__Request__
Only the number is wanted: count the lines in the data with "content" in them.

Chart and figure data:
::::
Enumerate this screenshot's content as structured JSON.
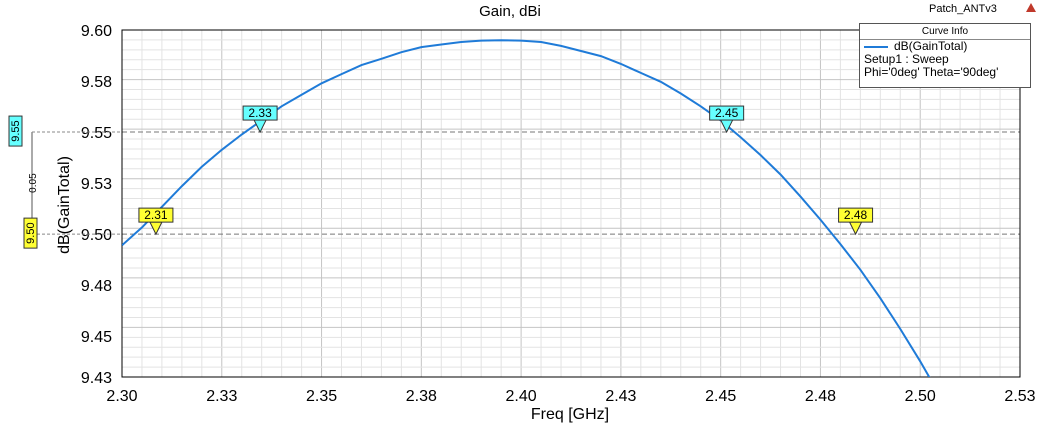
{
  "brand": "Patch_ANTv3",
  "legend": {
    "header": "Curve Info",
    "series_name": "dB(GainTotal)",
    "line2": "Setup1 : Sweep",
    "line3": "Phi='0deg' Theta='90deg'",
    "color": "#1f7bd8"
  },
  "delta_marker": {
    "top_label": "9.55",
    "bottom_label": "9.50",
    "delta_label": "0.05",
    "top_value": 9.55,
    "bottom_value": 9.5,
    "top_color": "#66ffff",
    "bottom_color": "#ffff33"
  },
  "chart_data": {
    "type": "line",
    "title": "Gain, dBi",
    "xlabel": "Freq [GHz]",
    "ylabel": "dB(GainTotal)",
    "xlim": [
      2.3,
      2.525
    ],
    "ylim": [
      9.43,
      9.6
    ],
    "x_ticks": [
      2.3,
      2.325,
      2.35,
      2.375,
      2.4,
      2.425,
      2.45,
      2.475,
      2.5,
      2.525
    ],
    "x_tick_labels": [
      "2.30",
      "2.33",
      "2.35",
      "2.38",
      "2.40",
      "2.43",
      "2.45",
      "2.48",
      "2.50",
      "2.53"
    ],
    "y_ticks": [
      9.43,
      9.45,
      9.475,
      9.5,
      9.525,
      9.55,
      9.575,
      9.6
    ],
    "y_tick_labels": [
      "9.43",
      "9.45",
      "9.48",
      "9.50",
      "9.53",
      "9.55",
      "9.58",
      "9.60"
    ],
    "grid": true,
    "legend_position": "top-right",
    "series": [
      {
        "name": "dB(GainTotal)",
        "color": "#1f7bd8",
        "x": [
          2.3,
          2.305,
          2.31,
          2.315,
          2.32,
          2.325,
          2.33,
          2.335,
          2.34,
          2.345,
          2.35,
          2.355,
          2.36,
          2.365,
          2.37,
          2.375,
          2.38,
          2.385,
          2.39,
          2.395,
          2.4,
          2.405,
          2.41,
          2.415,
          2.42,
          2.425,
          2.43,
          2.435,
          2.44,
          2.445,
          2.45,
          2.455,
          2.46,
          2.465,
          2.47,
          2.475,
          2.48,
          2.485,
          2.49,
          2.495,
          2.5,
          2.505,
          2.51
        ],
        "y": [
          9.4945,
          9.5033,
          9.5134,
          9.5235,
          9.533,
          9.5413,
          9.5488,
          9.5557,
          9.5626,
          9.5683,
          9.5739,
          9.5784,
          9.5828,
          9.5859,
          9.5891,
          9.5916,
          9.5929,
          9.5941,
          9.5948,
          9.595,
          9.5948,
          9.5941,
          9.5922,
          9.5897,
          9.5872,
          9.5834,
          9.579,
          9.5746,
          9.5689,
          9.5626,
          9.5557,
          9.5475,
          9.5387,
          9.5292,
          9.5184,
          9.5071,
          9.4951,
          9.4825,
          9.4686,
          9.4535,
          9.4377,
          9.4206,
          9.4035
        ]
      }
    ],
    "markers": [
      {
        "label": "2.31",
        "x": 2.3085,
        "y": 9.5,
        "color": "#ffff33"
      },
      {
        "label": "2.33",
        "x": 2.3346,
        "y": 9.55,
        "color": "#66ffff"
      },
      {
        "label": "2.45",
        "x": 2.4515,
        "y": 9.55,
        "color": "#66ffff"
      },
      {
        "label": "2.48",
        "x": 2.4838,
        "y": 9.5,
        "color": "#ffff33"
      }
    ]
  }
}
::::
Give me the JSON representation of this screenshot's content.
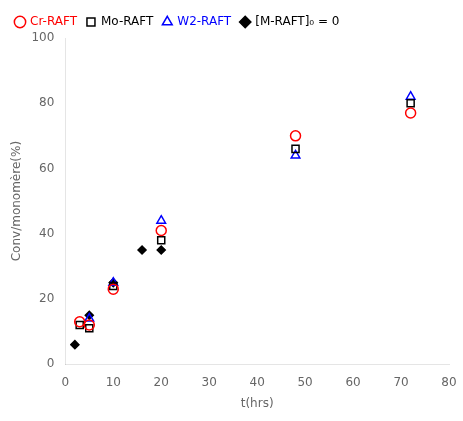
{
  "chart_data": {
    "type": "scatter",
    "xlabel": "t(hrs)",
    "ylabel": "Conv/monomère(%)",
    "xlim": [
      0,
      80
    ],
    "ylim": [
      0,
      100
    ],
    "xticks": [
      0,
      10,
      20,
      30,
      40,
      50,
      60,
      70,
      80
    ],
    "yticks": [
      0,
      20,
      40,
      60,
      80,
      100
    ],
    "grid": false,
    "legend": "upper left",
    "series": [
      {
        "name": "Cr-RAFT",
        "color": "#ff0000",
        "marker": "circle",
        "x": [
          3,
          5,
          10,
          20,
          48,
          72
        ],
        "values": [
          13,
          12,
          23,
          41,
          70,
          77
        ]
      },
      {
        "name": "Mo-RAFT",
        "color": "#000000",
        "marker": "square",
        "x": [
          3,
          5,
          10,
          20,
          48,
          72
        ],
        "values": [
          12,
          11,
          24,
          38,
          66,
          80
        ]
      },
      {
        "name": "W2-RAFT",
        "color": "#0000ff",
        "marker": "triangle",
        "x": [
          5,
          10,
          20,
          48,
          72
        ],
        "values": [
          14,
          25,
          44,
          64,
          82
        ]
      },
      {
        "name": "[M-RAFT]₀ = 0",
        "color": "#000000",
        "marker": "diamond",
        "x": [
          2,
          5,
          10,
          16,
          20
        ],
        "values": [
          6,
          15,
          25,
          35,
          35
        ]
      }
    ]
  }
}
::::
__Task answer__
2